| TO BE DONE |
Repeat the entries from the start through the line containing "line-marker-dot-icon — [1408, 1340, 1439, 1369]", changing every "right-axis-tick-label" to "secondary-axis-tick-label" and leaving everything else as it is.

#### STORED ROWS ####

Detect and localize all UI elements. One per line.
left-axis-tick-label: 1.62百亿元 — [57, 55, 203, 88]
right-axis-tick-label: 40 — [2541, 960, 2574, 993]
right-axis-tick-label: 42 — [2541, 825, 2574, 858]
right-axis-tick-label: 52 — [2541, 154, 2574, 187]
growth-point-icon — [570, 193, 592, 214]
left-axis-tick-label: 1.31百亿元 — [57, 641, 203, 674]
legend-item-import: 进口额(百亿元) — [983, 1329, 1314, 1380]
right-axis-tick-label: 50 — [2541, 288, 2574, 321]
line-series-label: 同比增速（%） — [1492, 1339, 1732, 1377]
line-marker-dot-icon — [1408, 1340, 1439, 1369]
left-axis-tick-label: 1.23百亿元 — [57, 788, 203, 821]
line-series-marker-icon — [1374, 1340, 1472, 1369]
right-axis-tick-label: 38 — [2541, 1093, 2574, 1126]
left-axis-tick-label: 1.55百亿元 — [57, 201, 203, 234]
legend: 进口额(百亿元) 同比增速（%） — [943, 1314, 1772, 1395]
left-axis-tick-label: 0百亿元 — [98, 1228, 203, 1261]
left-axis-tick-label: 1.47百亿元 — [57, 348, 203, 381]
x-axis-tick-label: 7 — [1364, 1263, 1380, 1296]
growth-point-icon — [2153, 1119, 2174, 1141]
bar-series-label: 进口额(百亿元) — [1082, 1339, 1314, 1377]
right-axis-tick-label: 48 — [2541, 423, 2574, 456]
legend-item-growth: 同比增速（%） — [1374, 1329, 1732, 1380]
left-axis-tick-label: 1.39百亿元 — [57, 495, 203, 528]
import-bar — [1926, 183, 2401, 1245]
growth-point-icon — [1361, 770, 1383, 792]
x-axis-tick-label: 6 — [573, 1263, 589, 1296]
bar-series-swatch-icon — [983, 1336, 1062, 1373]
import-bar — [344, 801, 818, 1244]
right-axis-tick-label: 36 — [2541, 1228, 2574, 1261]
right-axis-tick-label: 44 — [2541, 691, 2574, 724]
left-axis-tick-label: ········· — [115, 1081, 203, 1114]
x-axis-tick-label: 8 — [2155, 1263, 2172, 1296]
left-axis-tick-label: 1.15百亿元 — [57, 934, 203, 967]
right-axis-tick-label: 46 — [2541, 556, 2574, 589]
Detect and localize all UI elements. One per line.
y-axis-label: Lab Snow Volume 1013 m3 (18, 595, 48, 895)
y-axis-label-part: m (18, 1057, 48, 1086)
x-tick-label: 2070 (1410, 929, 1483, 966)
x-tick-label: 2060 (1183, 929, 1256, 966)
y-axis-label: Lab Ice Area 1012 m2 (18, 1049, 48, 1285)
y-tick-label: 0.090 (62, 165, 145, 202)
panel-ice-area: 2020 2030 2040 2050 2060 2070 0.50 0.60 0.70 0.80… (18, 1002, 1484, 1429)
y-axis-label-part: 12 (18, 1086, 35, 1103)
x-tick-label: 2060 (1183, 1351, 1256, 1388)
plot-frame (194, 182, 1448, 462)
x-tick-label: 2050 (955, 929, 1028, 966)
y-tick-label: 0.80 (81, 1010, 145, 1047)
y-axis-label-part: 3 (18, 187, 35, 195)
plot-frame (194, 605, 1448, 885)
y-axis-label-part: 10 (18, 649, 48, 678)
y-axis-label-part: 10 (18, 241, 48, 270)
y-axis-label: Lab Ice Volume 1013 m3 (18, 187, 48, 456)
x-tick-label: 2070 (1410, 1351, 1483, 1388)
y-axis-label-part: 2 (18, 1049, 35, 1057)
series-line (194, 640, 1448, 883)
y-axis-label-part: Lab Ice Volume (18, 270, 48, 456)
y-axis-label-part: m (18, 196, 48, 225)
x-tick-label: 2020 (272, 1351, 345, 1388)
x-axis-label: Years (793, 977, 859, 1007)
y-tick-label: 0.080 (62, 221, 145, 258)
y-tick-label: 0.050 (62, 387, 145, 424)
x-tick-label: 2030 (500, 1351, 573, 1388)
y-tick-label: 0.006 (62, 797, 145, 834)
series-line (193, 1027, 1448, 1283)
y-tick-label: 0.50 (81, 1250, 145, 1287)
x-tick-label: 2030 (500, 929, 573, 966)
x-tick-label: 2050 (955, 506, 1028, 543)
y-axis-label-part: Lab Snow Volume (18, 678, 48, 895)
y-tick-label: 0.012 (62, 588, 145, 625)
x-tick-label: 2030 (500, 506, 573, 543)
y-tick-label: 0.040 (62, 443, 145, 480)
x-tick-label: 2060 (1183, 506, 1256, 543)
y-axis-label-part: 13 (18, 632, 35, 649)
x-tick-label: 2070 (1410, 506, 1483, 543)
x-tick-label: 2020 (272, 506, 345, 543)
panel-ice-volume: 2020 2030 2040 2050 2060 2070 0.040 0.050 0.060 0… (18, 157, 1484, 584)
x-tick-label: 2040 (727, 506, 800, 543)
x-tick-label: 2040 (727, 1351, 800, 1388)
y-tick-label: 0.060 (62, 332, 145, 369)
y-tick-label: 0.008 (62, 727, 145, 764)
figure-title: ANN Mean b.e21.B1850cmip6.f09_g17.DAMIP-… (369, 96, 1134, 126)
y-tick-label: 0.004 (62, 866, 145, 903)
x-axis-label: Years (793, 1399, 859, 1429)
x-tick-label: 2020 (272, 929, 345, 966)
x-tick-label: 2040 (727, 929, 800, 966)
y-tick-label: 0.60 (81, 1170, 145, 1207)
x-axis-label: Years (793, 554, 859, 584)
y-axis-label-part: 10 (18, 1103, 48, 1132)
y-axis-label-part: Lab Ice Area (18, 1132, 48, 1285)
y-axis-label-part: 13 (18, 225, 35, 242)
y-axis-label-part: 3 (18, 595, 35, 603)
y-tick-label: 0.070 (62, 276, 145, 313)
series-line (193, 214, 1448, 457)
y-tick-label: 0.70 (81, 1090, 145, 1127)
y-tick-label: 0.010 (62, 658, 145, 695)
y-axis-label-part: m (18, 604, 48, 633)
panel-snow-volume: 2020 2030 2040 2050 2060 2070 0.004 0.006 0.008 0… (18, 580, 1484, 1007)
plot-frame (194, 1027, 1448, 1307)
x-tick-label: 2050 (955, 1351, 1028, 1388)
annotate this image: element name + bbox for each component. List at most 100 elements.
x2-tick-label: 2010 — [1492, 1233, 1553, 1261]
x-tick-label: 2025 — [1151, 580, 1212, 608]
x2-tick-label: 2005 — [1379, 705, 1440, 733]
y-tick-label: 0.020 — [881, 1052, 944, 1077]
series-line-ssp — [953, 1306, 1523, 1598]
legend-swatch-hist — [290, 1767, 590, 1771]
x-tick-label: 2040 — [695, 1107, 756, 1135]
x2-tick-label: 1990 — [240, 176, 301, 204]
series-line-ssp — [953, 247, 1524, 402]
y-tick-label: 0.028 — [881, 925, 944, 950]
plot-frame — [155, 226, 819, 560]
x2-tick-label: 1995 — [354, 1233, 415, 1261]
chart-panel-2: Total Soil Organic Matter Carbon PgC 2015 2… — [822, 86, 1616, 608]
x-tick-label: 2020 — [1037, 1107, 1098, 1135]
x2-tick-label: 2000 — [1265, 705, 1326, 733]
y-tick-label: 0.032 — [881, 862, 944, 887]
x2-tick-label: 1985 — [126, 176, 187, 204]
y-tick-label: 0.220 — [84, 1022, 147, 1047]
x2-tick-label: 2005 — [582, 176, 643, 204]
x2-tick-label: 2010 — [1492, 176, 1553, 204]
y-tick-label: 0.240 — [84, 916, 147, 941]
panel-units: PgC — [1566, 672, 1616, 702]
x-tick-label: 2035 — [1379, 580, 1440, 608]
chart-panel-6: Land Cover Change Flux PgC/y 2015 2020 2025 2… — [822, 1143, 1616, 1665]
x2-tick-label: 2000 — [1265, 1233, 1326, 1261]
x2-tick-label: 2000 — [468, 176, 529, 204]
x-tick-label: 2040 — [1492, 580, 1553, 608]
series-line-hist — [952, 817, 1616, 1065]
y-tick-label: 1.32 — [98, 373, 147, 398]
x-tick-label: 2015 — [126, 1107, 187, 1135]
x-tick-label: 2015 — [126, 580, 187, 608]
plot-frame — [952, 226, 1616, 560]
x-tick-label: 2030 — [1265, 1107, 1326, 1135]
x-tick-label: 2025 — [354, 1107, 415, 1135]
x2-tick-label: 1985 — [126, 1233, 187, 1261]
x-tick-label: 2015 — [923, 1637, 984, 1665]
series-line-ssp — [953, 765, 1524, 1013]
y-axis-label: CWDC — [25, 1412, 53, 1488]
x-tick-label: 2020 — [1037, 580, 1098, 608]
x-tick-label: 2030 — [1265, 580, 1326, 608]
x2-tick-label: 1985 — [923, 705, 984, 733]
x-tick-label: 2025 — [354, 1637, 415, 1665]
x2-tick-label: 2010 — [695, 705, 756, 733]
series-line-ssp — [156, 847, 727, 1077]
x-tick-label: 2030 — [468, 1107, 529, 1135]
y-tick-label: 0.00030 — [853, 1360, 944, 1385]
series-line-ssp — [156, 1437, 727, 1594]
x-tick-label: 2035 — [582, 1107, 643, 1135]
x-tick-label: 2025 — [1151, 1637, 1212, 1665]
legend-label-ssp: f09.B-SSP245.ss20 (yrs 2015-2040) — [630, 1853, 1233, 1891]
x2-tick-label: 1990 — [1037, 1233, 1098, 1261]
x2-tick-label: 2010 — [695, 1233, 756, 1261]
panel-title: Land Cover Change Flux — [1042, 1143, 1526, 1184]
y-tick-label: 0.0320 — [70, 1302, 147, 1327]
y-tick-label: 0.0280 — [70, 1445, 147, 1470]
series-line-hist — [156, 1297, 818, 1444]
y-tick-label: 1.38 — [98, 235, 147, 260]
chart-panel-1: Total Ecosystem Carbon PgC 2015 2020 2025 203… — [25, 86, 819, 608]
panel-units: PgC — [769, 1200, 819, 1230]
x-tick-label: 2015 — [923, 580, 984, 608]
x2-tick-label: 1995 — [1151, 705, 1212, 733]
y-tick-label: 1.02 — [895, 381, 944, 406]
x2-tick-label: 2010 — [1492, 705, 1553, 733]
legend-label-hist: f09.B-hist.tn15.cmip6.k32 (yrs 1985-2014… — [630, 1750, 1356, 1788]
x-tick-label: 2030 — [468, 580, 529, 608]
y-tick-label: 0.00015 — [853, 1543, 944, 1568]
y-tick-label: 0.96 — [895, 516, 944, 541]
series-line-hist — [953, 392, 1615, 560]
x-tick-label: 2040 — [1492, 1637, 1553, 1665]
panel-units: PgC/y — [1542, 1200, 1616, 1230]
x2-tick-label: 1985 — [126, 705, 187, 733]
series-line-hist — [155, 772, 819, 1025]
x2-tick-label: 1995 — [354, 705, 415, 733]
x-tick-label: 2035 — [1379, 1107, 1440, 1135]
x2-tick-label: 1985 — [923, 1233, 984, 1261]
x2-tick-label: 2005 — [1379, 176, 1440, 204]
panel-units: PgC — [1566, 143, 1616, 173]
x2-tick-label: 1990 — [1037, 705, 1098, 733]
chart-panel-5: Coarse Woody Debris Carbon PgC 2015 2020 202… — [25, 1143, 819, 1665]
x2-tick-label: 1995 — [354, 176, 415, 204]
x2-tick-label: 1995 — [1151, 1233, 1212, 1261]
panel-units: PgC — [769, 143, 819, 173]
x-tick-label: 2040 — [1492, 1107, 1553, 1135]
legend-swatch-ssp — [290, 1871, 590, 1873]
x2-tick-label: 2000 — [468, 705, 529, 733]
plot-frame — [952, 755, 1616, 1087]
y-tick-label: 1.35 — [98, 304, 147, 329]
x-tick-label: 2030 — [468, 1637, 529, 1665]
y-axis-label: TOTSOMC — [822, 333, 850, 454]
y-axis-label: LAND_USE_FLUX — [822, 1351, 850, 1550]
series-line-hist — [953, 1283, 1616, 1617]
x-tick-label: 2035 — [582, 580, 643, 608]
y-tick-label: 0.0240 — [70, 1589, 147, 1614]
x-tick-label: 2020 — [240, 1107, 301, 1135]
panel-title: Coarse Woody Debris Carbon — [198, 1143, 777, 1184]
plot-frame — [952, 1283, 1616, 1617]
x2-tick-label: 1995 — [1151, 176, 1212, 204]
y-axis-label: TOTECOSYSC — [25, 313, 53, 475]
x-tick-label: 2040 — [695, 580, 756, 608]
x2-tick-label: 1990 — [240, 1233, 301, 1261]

####

| RESPONSE |
Detect and localize all UI elements. One per line.
left-axis-tick-label: 1.62百亿元 — [57, 55, 203, 88]
secondary-axis-tick-label: 40 — [2541, 960, 2574, 993]
secondary-axis-tick-label: 42 — [2541, 825, 2574, 858]
secondary-axis-tick-label: 52 — [2541, 154, 2574, 187]
growth-point-icon — [570, 193, 592, 214]
left-axis-tick-label: 1.31百亿元 — [57, 641, 203, 674]
legend-item-import: 进口额(百亿元) — [983, 1329, 1314, 1380]
secondary-axis-tick-label: 50 — [2541, 288, 2574, 321]
line-series-label: 同比增速（%） — [1492, 1339, 1732, 1377]
line-marker-dot-icon — [1408, 1340, 1439, 1369]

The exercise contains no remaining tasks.